# start of Data for the task
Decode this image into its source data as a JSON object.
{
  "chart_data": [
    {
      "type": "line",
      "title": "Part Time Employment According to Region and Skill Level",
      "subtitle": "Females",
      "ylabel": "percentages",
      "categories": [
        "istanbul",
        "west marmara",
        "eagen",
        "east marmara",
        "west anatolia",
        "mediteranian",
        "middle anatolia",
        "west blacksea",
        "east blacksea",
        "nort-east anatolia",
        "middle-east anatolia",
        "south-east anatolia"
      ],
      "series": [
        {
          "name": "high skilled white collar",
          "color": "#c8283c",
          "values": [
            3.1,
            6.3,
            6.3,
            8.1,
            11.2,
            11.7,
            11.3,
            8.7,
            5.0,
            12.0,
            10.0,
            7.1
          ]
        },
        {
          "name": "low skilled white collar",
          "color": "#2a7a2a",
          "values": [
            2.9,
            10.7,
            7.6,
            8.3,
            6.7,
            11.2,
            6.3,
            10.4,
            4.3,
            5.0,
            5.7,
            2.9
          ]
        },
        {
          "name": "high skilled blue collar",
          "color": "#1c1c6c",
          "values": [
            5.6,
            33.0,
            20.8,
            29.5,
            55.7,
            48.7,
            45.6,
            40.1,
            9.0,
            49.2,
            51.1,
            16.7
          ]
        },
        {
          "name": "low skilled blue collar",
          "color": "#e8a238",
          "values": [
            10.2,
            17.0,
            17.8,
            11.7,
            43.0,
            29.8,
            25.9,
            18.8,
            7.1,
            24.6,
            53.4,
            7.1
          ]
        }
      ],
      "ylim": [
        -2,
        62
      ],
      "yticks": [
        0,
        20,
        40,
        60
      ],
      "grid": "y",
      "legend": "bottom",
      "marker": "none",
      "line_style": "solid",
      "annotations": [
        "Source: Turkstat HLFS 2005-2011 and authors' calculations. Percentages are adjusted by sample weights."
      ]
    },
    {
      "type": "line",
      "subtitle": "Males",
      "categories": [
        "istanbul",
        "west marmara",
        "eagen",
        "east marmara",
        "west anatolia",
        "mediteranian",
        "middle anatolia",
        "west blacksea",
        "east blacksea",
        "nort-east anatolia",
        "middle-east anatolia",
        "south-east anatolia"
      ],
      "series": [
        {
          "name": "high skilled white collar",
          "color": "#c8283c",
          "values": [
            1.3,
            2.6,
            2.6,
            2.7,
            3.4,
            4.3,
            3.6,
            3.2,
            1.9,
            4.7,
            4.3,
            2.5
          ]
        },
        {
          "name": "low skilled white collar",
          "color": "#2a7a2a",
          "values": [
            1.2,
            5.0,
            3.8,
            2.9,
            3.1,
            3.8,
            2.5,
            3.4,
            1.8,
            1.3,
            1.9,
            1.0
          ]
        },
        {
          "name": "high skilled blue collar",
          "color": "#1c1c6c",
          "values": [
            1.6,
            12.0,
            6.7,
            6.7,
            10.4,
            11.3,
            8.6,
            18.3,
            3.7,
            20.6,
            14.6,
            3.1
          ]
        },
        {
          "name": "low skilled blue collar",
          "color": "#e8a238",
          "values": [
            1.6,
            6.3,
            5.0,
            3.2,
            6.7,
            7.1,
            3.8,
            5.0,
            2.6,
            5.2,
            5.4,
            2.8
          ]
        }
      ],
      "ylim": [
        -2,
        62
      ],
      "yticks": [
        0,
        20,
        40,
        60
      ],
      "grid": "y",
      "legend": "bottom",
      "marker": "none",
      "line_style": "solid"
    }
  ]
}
# end of Data for the task
Extract the full listing above without alteration.

Full answer:
Decode this image into its source data as a JSON object.
{
  "chart_data": [
    {
      "type": "line",
      "title": "Part Time Employment According to Region and Skill Level",
      "subtitle": "Females",
      "ylabel": "percentages",
      "categories": [
        "istanbul",
        "west marmara",
        "eagen",
        "east marmara",
        "west anatolia",
        "mediteranian",
        "middle anatolia",
        "west blacksea",
        "east blacksea",
        "nort-east anatolia",
        "middle-east anatolia",
        "south-east anatolia"
      ],
      "series": [
        {
          "name": "high skilled white collar",
          "color": "#c8283c",
          "values": [
            3.1,
            6.3,
            6.3,
            8.1,
            11.2,
            11.7,
            11.3,
            8.7,
            5.0,
            12.0,
            10.0,
            7.1
          ]
        },
        {
          "name": "low skilled white collar",
          "color": "#2a7a2a",
          "values": [
            2.9,
            10.7,
            7.6,
            8.3,
            6.7,
            11.2,
            6.3,
            10.4,
            4.3,
            5.0,
            5.7,
            2.9
          ]
        },
        {
          "name": "high skilled blue collar",
          "color": "#1c1c6c",
          "values": [
            5.6,
            33.0,
            20.8,
            29.5,
            55.7,
            48.7,
            45.6,
            40.1,
            9.0,
            49.2,
            51.1,
            16.7
          ]
        },
        {
          "name": "low skilled blue collar",
          "color": "#e8a238",
          "values": [
            10.2,
            17.0,
            17.8,
            11.7,
            43.0,
            29.8,
            25.9,
            18.8,
            7.1,
            24.6,
            53.4,
            7.1
          ]
        }
      ],
      "ylim": [
        -2,
        62
      ],
      "yticks": [
        0,
        20,
        40,
        60
      ],
      "grid": "y",
      "legend": "bottom",
      "marker": "none",
      "line_style": "solid",
      "annotations": [
        "Source: Turkstat HLFS 2005-2011 and authors' calculations. Percentages are adjusted by sample weights."
      ]
    },
    {
      "type": "line",
      "subtitle": "Males",
      "categories": [
        "istanbul",
        "west marmara",
        "eagen",
        "east marmara",
        "west anatolia",
        "mediteranian",
        "middle anatolia",
        "west blacksea",
        "east blacksea",
        "nort-east anatolia",
        "middle-east anatolia",
        "south-east anatolia"
      ],
      "series": [
        {
          "name": "high skilled white collar",
          "color": "#c8283c",
          "values": [
            1.3,
            2.6,
            2.6,
            2.7,
            3.4,
            4.3,
            3.6,
            3.2,
            1.9,
            4.7,
            4.3,
            2.5
          ]
        },
        {
          "name": "low skilled white collar",
          "color": "#2a7a2a",
          "values": [
            1.2,
            5.0,
            3.8,
            2.9,
            3.1,
            3.8,
            2.5,
            3.4,
            1.8,
            1.3,
            1.9,
            1.0
          ]
        },
        {
          "name": "high skilled blue collar",
          "color": "#1c1c6c",
          "values": [
            1.6,
            12.0,
            6.7,
            6.7,
            10.4,
            11.3,
            8.6,
            18.3,
            3.7,
            20.6,
            14.6,
            3.1
          ]
        },
        {
          "name": "low skilled blue collar",
          "color": "#e8a238",
          "values": [
            1.6,
            6.3,
            5.0,
            3.2,
            6.7,
            7.1,
            3.8,
            5.0,
            2.6,
            5.2,
            5.4,
            2.8
          ]
        }
      ],
      "ylim": [
        -2,
        62
      ],
      "yticks": [
        0,
        20,
        40,
        60
      ],
      "grid": "y",
      "legend": "bottom",
      "marker": "none",
      "line_style": "solid"
    }
  ]
}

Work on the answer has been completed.